[Set problem] Check every line below for the word "تهذيب" and show those that hold it.

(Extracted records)
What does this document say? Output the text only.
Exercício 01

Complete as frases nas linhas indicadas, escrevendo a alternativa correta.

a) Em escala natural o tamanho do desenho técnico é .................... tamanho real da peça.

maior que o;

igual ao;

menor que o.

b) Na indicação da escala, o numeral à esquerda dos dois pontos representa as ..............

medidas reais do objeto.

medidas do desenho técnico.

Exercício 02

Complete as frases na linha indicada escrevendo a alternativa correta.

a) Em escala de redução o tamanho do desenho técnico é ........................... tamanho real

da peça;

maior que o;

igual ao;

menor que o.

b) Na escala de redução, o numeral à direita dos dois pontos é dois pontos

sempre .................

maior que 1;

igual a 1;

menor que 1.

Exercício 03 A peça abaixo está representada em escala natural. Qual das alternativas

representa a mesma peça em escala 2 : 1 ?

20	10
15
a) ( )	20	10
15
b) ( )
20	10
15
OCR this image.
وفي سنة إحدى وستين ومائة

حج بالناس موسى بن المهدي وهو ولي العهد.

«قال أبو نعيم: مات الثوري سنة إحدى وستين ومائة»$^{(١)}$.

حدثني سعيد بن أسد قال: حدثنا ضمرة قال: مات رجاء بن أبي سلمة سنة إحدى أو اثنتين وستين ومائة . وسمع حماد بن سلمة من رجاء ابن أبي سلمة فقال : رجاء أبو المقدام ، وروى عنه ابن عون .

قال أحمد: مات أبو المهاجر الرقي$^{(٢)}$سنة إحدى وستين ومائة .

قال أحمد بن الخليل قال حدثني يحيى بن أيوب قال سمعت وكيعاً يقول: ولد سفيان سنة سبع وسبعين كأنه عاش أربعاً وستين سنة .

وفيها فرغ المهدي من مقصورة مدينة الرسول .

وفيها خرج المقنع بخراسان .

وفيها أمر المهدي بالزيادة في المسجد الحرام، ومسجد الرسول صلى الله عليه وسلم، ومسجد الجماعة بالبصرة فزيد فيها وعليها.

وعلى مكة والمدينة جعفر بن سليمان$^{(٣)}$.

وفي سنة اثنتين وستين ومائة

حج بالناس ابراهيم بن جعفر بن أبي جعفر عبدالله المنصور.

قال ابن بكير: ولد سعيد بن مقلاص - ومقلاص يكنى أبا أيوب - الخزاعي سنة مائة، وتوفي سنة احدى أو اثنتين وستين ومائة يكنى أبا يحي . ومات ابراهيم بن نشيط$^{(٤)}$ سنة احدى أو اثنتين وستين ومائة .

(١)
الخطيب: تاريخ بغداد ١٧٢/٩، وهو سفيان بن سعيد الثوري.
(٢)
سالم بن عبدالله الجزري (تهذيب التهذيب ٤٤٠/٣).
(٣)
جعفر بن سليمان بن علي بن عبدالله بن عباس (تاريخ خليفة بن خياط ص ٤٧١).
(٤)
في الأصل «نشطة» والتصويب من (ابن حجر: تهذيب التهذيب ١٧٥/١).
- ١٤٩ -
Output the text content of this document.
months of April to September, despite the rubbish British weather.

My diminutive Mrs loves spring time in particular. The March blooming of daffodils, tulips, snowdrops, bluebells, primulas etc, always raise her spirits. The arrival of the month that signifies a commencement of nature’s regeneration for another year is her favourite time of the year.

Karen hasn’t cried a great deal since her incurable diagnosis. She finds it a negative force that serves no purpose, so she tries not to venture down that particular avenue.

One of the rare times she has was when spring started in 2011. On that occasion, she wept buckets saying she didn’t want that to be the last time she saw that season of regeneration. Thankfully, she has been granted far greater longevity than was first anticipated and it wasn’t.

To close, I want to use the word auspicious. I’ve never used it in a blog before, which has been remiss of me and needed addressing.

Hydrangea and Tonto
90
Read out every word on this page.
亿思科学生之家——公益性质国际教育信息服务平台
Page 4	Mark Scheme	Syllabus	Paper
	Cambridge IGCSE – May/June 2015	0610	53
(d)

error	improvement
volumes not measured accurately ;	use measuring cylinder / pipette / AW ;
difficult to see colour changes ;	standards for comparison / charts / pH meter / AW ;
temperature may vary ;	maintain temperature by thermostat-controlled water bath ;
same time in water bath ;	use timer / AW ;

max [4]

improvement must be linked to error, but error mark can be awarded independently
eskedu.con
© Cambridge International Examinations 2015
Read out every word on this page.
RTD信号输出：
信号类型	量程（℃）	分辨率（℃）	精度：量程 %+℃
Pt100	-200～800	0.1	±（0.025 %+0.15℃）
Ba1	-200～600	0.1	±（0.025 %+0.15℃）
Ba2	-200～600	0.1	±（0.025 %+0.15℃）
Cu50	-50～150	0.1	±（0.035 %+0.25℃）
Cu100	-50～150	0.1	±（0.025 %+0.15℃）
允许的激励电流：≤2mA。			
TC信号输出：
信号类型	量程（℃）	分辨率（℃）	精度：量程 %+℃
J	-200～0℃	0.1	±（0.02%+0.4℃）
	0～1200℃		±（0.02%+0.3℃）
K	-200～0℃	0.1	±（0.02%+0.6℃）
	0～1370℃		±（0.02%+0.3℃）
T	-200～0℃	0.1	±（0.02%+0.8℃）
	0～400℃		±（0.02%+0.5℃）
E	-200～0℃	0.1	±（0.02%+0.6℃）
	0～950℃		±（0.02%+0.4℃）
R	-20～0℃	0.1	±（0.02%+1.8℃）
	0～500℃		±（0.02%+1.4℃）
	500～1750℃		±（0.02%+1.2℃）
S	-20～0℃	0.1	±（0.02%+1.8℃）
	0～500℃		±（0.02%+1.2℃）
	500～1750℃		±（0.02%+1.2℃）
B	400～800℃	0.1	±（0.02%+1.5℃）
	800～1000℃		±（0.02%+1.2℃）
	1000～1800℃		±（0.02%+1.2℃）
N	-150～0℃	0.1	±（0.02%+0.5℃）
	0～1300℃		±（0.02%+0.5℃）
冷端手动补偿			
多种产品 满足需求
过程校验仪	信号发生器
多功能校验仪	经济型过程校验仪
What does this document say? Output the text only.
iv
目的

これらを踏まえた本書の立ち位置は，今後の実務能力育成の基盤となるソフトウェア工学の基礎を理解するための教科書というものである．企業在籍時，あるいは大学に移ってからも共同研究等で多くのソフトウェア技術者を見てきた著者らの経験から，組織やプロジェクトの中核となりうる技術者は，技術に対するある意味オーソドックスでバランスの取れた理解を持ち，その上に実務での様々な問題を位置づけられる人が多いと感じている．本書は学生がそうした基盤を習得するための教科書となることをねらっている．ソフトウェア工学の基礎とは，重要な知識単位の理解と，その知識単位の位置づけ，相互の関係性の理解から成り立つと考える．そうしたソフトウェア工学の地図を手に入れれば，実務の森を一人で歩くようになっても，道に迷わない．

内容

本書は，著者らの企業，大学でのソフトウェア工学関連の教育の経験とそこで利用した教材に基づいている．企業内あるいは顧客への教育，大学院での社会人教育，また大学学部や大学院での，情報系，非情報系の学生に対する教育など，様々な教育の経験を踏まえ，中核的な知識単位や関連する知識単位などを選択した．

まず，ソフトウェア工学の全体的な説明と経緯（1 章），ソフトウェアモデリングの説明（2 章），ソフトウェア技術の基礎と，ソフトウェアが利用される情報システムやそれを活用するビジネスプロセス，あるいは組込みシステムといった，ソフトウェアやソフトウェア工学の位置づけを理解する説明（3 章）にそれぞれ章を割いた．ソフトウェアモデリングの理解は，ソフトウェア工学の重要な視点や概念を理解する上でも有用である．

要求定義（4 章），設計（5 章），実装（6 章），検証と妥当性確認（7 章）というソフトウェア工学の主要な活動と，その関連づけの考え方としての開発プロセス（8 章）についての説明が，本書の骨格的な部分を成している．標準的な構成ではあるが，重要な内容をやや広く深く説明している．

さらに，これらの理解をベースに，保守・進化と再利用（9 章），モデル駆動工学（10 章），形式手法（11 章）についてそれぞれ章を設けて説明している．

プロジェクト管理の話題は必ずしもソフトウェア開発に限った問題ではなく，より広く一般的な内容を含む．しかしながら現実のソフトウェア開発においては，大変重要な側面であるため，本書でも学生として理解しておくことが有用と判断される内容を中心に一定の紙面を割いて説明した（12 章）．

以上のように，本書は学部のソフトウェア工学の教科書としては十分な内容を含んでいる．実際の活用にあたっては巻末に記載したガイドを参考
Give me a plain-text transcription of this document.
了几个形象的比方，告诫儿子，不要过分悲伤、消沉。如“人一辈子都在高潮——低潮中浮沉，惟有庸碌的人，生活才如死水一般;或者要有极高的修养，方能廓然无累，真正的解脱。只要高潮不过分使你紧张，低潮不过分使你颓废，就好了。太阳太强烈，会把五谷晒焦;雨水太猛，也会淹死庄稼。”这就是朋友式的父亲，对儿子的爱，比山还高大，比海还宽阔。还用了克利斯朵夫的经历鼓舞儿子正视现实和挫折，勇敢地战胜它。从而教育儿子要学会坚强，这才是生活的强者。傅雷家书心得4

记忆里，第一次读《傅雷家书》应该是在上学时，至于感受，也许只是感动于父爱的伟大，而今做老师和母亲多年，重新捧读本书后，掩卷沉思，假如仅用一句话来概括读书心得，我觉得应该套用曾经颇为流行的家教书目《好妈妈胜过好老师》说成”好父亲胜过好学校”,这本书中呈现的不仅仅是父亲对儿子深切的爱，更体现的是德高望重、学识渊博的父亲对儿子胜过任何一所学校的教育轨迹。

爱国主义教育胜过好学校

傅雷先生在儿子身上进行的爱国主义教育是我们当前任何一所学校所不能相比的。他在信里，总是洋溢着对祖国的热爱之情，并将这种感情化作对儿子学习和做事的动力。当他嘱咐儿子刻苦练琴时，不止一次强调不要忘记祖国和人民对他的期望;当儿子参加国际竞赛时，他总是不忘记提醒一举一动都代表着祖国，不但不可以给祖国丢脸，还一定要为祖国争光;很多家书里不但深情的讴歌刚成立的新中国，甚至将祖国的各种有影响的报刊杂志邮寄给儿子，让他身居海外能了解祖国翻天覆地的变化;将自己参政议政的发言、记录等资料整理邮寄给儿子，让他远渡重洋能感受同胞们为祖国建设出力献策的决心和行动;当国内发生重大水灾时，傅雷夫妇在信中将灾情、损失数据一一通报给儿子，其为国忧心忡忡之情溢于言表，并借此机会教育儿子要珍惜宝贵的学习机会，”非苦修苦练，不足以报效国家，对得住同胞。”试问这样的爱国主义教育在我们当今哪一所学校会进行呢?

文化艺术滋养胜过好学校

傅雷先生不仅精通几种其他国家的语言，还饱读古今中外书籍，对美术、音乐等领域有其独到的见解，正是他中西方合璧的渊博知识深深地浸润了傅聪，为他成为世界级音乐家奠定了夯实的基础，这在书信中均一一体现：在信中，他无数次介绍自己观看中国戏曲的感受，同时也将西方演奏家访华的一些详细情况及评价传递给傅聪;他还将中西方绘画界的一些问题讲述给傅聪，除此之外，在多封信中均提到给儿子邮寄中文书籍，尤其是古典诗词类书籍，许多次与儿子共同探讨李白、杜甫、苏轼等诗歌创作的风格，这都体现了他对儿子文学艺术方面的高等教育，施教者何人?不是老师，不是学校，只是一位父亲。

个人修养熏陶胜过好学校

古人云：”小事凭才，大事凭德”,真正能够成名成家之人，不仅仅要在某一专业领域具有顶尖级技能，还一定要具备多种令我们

[Solution to this exercise]
سالم بن عبدالله الجزري (تهذيب التهذيب ٤٤٠/٣).
في الأصل «نشطة» والتصويب من (ابن حجر: تهذيب التهذيب ١٧٥/١).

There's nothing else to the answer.